Data entries:

## BEGIN

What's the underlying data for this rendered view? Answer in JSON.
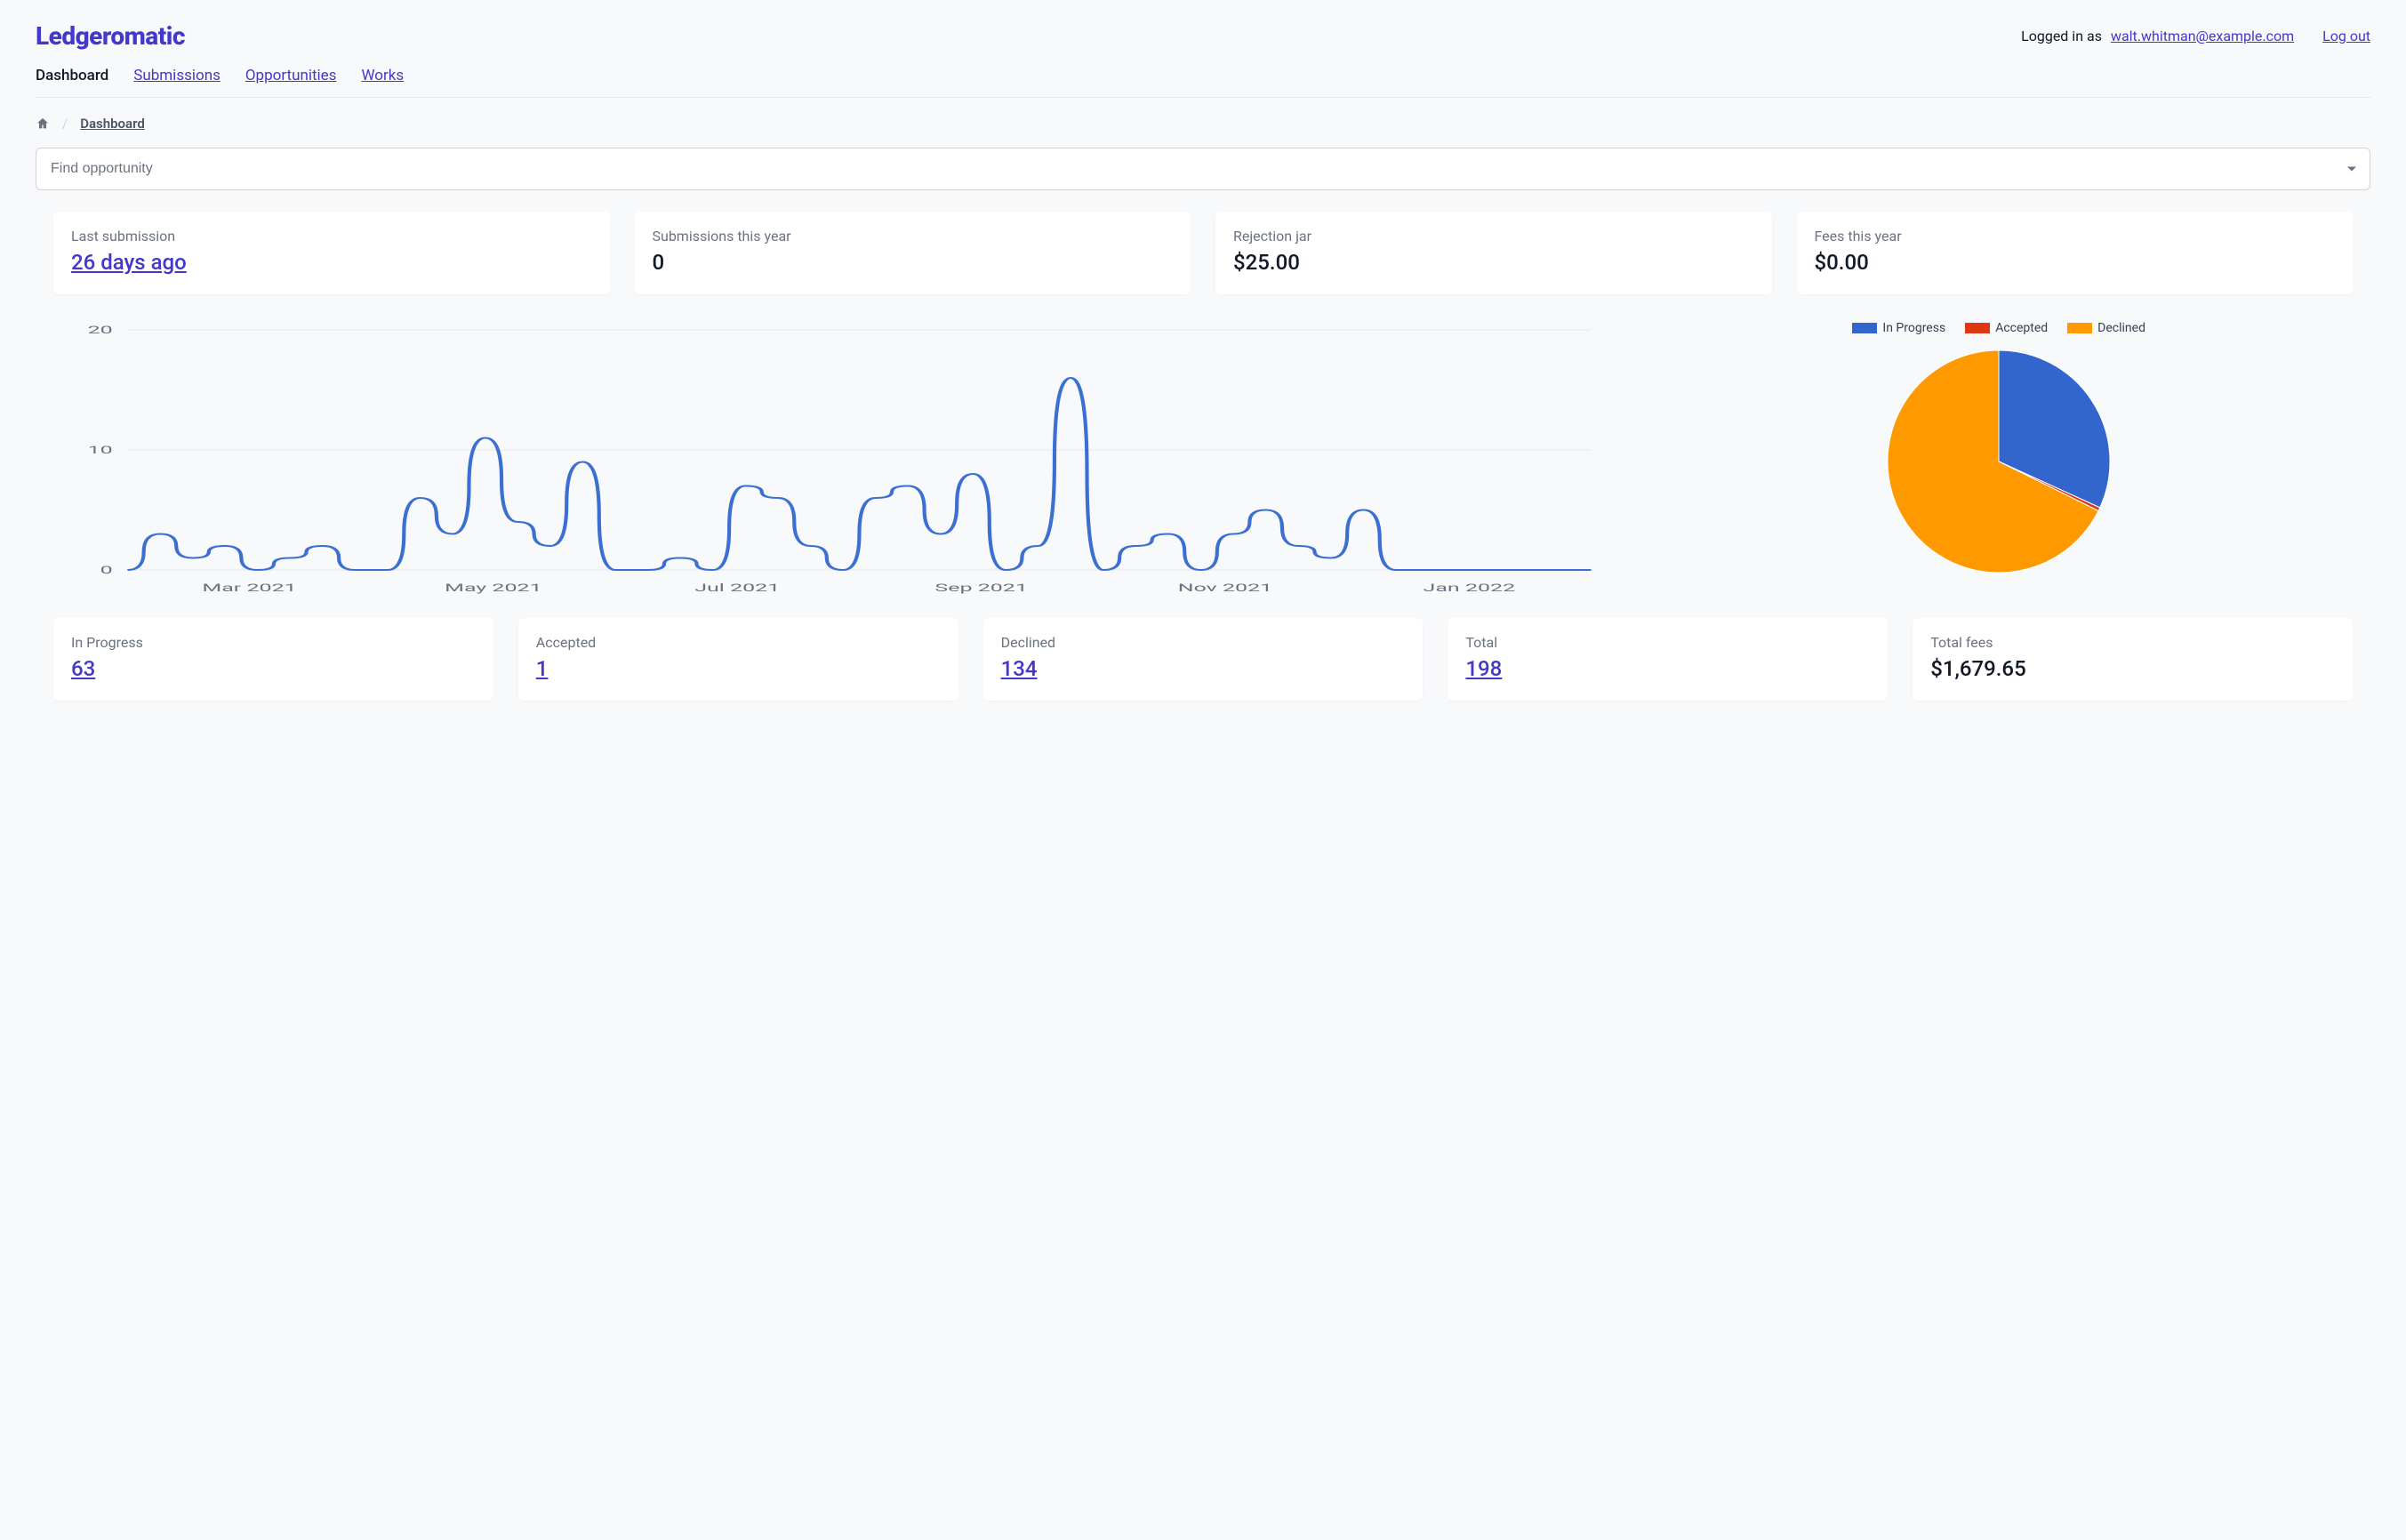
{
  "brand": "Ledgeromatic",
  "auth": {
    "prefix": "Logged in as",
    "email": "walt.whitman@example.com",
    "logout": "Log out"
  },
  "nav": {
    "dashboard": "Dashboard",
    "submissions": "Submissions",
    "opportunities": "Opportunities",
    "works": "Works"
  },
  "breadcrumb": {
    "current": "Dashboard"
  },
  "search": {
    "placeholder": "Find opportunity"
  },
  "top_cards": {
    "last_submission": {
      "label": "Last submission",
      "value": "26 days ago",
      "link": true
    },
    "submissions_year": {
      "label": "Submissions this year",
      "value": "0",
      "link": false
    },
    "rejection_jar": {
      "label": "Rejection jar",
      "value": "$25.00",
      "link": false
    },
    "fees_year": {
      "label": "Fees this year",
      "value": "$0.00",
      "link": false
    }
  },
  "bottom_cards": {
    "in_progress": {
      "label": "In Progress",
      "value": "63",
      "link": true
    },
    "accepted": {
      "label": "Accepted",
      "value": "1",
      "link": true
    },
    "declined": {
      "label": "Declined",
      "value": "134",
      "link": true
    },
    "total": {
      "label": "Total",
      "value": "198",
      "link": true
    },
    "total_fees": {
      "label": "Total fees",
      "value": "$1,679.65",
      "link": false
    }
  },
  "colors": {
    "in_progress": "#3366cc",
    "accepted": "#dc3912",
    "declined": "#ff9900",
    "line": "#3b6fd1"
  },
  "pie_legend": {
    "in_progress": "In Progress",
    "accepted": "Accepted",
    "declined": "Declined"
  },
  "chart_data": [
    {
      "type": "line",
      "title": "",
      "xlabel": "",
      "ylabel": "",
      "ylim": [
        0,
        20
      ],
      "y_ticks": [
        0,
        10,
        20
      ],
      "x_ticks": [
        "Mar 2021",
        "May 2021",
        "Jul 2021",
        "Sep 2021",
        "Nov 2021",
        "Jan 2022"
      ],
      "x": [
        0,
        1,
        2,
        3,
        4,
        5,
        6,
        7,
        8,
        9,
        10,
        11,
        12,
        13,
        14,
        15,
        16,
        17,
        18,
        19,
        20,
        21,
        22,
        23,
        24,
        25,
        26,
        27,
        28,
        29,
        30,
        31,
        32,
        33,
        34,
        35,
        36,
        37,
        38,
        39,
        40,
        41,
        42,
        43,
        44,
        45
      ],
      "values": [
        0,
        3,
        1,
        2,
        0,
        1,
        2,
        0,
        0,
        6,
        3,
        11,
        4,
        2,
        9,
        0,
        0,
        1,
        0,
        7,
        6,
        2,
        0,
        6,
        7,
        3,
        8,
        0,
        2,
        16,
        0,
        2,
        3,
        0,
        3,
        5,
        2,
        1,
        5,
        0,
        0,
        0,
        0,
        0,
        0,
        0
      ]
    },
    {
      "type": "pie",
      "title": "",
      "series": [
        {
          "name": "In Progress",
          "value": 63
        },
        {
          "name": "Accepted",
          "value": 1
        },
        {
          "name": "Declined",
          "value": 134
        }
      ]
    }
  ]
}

## END

> _Your task_
Transcribe the material as is, with images omitted.

> _Full answer_
What's the underlying data for this rendered view? Answer in JSON.
{
  "brand": "Ledgeromatic",
  "auth": {
    "prefix": "Logged in as",
    "email": "walt.whitman@example.com",
    "logout": "Log out"
  },
  "nav": {
    "dashboard": "Dashboard",
    "submissions": "Submissions",
    "opportunities": "Opportunities",
    "works": "Works"
  },
  "breadcrumb": {
    "current": "Dashboard"
  },
  "search": {
    "placeholder": "Find opportunity"
  },
  "top_cards": {
    "last_submission": {
      "label": "Last submission",
      "value": "26 days ago",
      "link": true
    },
    "submissions_year": {
      "label": "Submissions this year",
      "value": "0",
      "link": false
    },
    "rejection_jar": {
      "label": "Rejection jar",
      "value": "$25.00",
      "link": false
    },
    "fees_year": {
      "label": "Fees this year",
      "value": "$0.00",
      "link": false
    }
  },
  "bottom_cards": {
    "in_progress": {
      "label": "In Progress",
      "value": "63",
      "link": true
    },
    "accepted": {
      "label": "Accepted",
      "value": "1",
      "link": true
    },
    "declined": {
      "label": "Declined",
      "value": "134",
      "link": true
    },
    "total": {
      "label": "Total",
      "value": "198",
      "link": true
    },
    "total_fees": {
      "label": "Total fees",
      "value": "$1,679.65",
      "link": false
    }
  },
  "colors": {
    "in_progress": "#3366cc",
    "accepted": "#dc3912",
    "declined": "#ff9900",
    "line": "#3b6fd1"
  },
  "pie_legend": {
    "in_progress": "In Progress",
    "accepted": "Accepted",
    "declined": "Declined"
  },
  "chart_data": [
    {
      "type": "line",
      "title": "",
      "xlabel": "",
      "ylabel": "",
      "ylim": [
        0,
        20
      ],
      "y_ticks": [
        0,
        10,
        20
      ],
      "x_ticks": [
        "Mar 2021",
        "May 2021",
        "Jul 2021",
        "Sep 2021",
        "Nov 2021",
        "Jan 2022"
      ],
      "x": [
        0,
        1,
        2,
        3,
        4,
        5,
        6,
        7,
        8,
        9,
        10,
        11,
        12,
        13,
        14,
        15,
        16,
        17,
        18,
        19,
        20,
        21,
        22,
        23,
        24,
        25,
        26,
        27,
        28,
        29,
        30,
        31,
        32,
        33,
        34,
        35,
        36,
        37,
        38,
        39,
        40,
        41,
        42,
        43,
        44,
        45
      ],
      "values": [
        0,
        3,
        1,
        2,
        0,
        1,
        2,
        0,
        0,
        6,
        3,
        11,
        4,
        2,
        9,
        0,
        0,
        1,
        0,
        7,
        6,
        2,
        0,
        6,
        7,
        3,
        8,
        0,
        2,
        16,
        0,
        2,
        3,
        0,
        3,
        5,
        2,
        1,
        5,
        0,
        0,
        0,
        0,
        0,
        0,
        0
      ]
    },
    {
      "type": "pie",
      "title": "",
      "series": [
        {
          "name": "In Progress",
          "value": 63
        },
        {
          "name": "Accepted",
          "value": 1
        },
        {
          "name": "Declined",
          "value": 134
        }
      ]
    }
  ]
}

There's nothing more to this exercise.